======== Exercise data ========
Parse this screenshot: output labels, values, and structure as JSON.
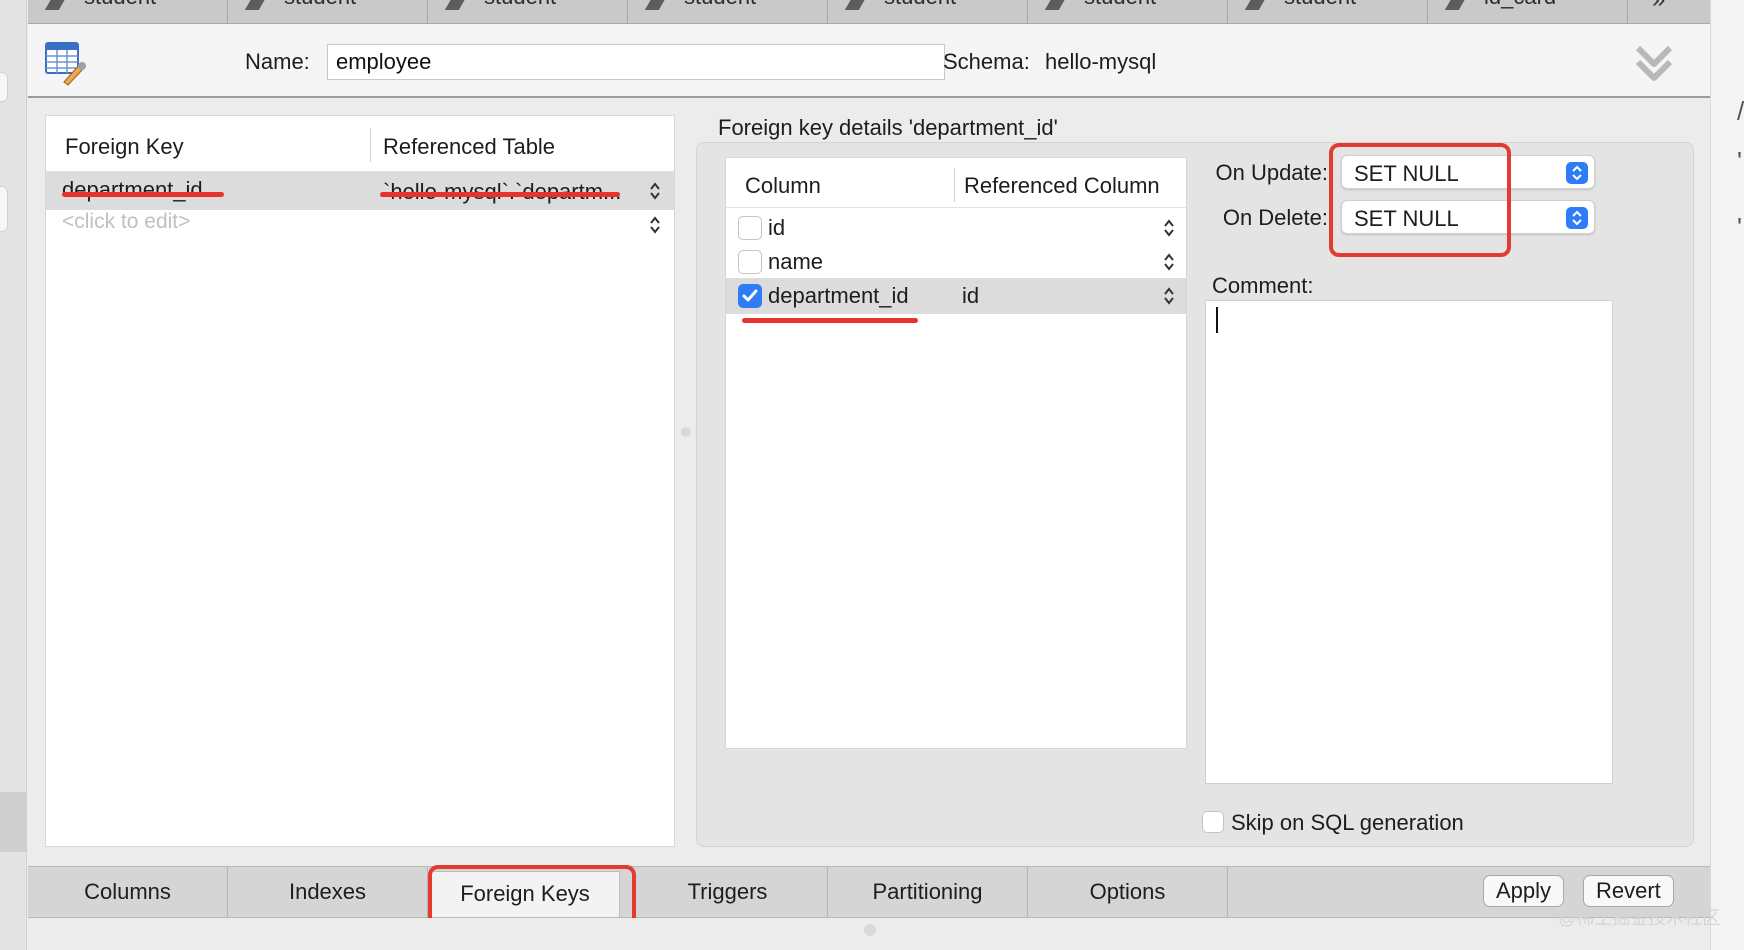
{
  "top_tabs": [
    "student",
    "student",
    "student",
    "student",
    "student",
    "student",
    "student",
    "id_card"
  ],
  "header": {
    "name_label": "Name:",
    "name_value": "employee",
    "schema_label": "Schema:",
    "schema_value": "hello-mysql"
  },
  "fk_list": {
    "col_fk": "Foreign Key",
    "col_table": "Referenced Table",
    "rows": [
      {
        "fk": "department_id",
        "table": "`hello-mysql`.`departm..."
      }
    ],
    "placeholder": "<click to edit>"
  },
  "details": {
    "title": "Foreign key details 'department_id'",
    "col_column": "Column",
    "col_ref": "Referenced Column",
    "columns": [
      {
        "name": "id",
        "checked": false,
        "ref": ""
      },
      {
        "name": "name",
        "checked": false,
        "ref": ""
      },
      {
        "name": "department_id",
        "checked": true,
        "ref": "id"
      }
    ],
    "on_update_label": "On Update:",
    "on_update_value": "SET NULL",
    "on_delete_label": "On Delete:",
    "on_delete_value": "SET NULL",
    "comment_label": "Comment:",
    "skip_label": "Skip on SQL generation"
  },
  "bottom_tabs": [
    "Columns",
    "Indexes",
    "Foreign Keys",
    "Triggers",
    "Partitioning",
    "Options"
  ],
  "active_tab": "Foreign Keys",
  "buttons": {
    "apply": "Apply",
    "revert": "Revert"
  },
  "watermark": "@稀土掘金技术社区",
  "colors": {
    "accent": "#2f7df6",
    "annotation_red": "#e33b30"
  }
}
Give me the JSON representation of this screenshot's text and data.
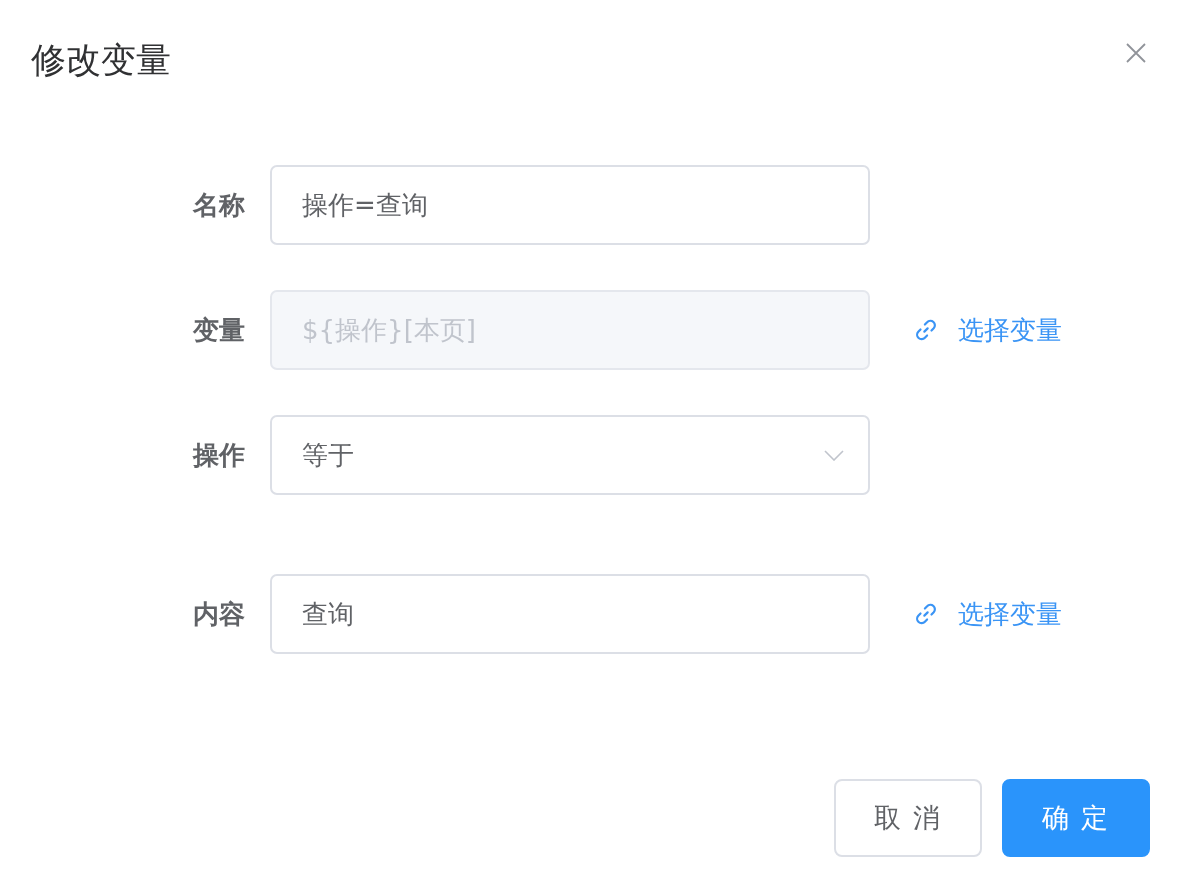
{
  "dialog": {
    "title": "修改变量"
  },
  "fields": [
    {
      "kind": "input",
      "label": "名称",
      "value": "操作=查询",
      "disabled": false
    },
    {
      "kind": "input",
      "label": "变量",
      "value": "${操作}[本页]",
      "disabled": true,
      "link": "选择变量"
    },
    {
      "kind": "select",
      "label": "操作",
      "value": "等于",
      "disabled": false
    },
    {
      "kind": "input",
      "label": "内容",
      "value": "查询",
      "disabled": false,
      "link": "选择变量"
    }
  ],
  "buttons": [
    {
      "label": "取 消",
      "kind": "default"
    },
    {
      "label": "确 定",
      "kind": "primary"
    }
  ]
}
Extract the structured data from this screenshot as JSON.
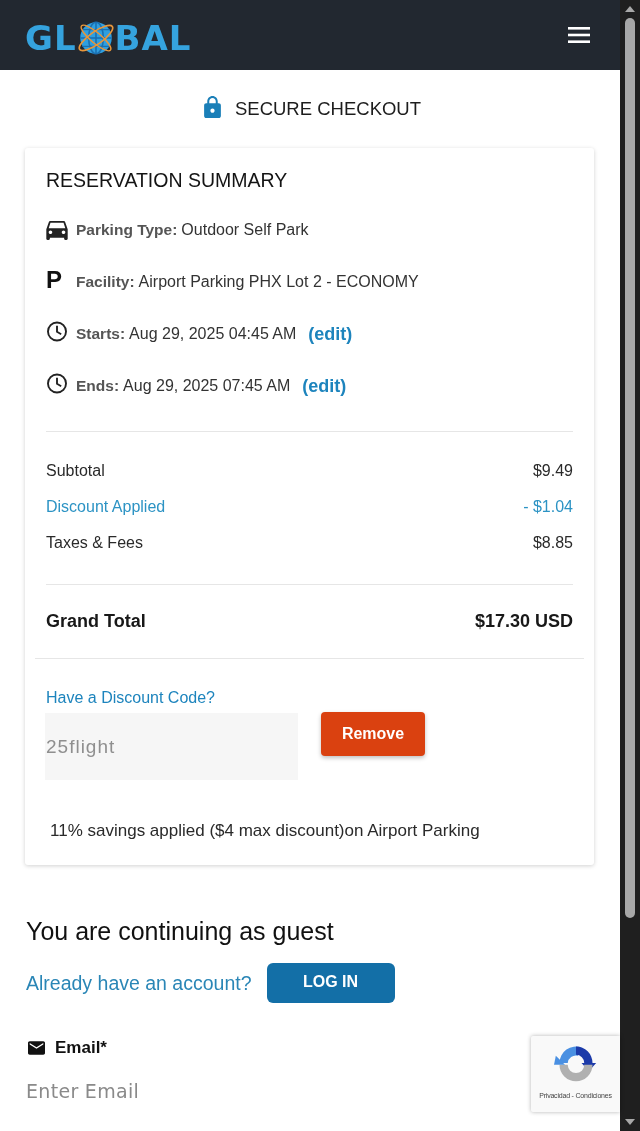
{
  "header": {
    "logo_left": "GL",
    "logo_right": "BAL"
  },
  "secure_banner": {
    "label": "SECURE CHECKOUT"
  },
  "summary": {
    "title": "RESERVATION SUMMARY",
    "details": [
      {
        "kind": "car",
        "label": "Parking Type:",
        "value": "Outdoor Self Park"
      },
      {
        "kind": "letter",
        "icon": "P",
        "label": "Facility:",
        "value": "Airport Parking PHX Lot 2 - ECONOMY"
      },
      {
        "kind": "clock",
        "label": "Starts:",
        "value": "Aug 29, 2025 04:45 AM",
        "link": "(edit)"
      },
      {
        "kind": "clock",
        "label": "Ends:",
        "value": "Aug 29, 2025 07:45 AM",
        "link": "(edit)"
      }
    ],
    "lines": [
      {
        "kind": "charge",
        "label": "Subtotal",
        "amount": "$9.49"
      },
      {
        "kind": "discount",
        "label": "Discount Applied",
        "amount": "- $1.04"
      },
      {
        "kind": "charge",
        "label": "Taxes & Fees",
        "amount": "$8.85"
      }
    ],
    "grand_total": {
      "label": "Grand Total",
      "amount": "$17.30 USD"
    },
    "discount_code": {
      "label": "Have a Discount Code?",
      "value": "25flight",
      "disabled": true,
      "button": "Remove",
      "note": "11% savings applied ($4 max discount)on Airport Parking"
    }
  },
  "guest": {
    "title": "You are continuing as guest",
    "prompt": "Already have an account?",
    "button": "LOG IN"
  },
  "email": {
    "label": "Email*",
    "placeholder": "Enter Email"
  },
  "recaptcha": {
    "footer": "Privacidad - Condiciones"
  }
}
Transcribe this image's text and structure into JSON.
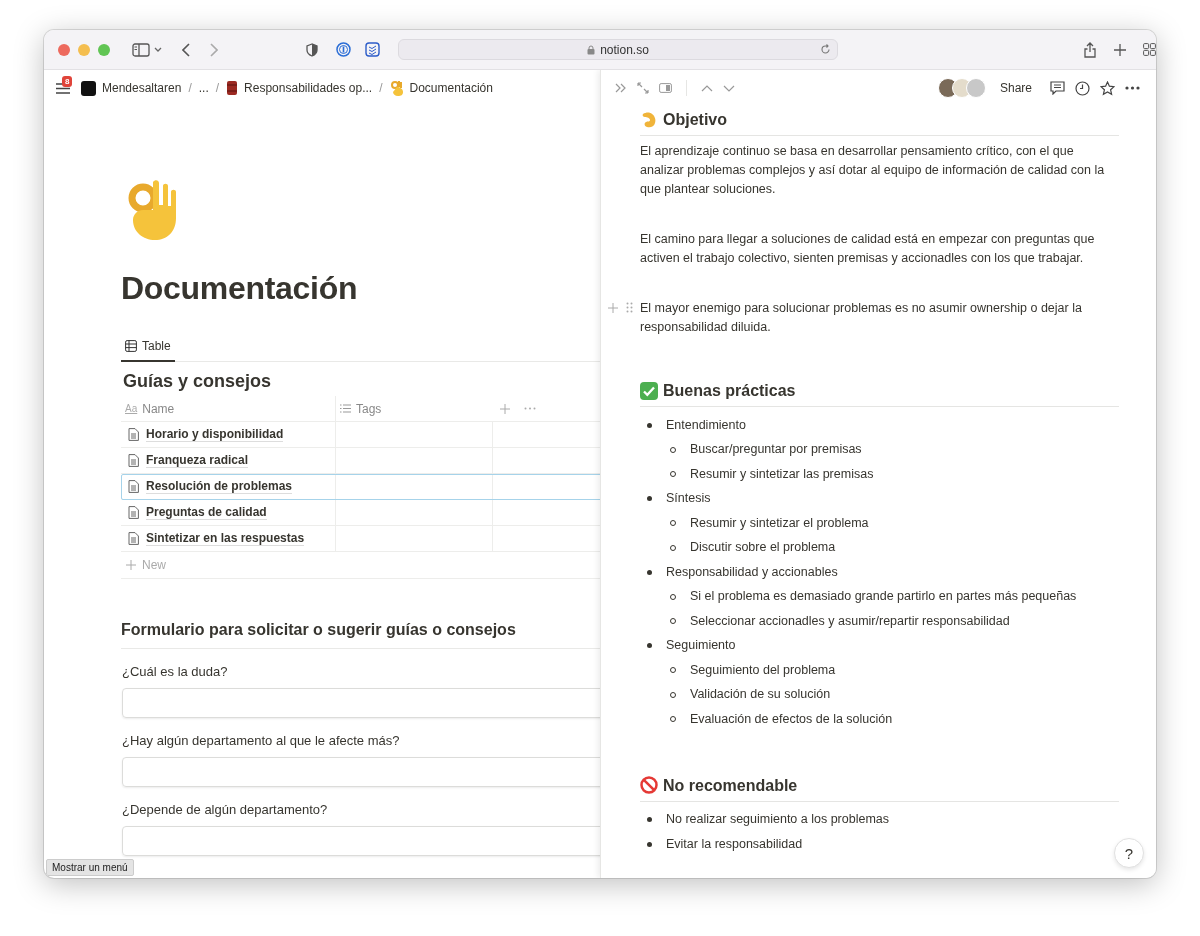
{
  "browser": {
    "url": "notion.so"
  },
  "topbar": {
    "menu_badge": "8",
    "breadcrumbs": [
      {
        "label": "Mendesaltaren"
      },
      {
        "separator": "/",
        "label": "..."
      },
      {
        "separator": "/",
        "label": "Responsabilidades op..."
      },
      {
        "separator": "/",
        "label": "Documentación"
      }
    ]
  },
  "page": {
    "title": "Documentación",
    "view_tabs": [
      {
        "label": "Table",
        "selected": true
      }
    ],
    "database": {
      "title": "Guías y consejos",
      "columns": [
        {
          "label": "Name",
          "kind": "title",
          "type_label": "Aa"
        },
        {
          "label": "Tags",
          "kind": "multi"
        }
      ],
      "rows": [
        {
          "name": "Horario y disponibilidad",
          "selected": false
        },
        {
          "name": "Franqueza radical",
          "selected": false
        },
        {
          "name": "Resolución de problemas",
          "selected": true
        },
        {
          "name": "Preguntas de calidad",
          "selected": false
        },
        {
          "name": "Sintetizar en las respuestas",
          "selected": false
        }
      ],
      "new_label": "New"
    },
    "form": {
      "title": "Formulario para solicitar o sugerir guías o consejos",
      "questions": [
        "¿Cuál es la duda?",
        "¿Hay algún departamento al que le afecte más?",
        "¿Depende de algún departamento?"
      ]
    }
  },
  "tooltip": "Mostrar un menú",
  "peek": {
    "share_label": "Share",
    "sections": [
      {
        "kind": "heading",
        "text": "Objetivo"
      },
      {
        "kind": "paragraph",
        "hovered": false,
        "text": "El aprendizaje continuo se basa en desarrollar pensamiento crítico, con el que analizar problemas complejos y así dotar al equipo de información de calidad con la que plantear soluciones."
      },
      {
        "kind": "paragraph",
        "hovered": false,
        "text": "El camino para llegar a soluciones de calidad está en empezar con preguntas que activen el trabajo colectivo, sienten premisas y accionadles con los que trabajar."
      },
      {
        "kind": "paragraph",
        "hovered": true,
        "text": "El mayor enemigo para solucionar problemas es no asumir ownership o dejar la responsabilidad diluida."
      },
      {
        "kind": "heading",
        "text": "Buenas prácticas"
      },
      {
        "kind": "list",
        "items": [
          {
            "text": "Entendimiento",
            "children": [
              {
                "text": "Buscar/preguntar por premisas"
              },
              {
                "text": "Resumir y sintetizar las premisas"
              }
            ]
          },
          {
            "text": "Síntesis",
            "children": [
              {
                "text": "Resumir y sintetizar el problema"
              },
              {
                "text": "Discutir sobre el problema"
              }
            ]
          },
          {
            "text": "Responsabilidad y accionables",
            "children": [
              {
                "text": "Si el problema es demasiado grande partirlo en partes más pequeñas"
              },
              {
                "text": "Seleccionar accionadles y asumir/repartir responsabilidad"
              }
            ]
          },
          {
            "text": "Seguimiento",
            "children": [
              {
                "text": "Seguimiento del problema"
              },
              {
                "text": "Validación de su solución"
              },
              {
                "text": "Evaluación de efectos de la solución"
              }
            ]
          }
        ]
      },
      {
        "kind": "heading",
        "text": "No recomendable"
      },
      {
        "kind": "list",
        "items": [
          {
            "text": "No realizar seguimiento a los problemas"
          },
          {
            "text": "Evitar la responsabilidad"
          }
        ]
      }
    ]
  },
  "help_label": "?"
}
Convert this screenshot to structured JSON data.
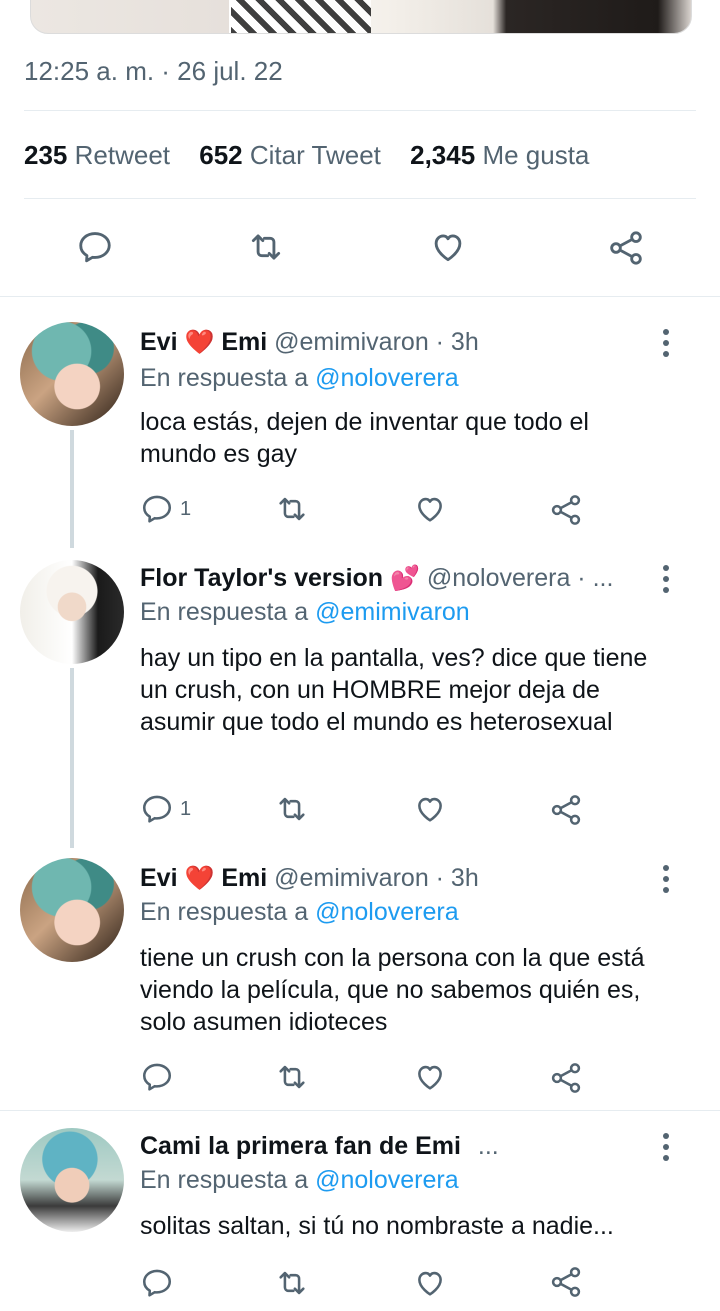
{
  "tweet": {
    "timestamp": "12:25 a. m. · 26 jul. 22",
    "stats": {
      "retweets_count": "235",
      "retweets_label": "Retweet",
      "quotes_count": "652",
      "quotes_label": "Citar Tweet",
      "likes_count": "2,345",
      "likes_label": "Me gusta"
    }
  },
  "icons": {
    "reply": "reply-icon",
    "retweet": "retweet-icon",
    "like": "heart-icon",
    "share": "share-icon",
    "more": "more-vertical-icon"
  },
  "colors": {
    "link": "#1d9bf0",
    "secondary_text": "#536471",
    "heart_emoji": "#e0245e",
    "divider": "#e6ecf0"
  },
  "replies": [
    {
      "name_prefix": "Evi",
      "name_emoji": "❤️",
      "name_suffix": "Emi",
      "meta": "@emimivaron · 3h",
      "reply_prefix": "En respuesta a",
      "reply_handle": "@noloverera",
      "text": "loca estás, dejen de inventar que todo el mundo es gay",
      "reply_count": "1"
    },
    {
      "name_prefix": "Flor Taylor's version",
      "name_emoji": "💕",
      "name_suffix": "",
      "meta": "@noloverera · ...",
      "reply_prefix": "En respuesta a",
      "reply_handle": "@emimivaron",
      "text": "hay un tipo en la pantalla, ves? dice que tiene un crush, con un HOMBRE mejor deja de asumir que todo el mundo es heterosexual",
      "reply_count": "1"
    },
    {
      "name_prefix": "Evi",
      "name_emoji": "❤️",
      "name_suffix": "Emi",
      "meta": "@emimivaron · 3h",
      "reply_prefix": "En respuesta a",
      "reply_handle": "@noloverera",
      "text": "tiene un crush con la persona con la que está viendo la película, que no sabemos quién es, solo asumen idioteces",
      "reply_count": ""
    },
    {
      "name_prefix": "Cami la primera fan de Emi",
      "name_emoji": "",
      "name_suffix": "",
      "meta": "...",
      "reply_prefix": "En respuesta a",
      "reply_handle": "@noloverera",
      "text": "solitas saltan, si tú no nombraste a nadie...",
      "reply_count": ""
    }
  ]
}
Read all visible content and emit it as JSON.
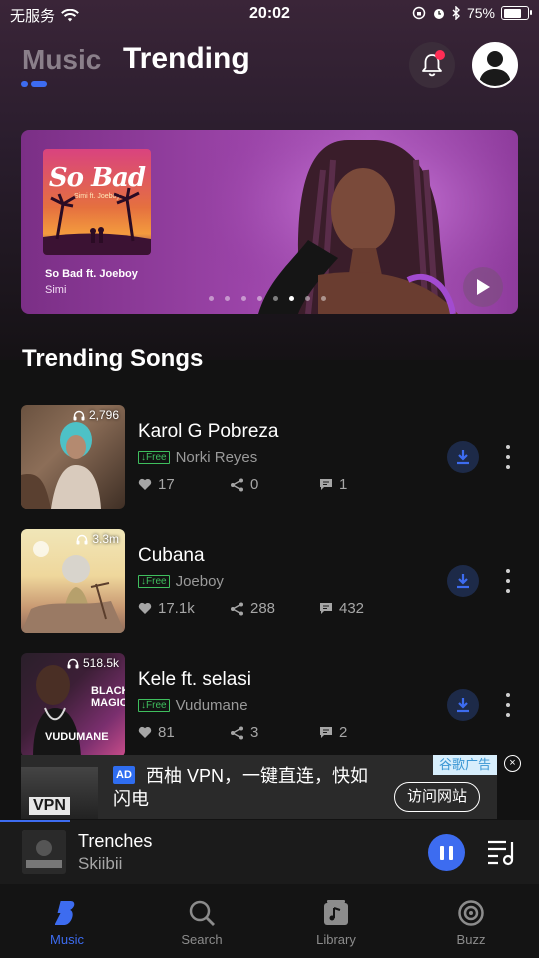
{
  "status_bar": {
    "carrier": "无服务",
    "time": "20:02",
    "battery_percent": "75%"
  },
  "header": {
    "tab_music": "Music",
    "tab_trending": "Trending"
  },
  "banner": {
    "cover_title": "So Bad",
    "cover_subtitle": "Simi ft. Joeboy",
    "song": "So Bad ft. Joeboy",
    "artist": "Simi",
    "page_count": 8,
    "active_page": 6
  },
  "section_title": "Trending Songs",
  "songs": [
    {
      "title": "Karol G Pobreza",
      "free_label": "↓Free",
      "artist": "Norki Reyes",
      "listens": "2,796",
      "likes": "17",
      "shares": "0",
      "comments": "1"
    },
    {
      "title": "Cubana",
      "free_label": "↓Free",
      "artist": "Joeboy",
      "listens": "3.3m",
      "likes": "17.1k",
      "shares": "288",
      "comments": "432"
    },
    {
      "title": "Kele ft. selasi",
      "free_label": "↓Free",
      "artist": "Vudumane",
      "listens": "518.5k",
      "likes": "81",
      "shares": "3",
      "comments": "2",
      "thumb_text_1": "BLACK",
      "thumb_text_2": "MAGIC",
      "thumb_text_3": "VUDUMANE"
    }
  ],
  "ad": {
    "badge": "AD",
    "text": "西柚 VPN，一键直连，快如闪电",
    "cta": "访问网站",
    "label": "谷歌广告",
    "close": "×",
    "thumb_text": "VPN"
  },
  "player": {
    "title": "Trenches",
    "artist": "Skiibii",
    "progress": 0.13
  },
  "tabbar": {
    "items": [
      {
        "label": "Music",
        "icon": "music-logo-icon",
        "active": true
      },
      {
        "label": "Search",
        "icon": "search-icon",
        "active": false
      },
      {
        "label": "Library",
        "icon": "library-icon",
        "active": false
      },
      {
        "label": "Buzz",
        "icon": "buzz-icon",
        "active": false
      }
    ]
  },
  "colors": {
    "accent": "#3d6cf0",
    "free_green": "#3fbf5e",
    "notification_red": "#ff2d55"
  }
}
========
Task to carry out:
Where a line above holds the string "consejos", show that line.

The output:
      "title": "Guías y consejos",
      "title": "Formulario para solicitar o sugerir guías o consejos",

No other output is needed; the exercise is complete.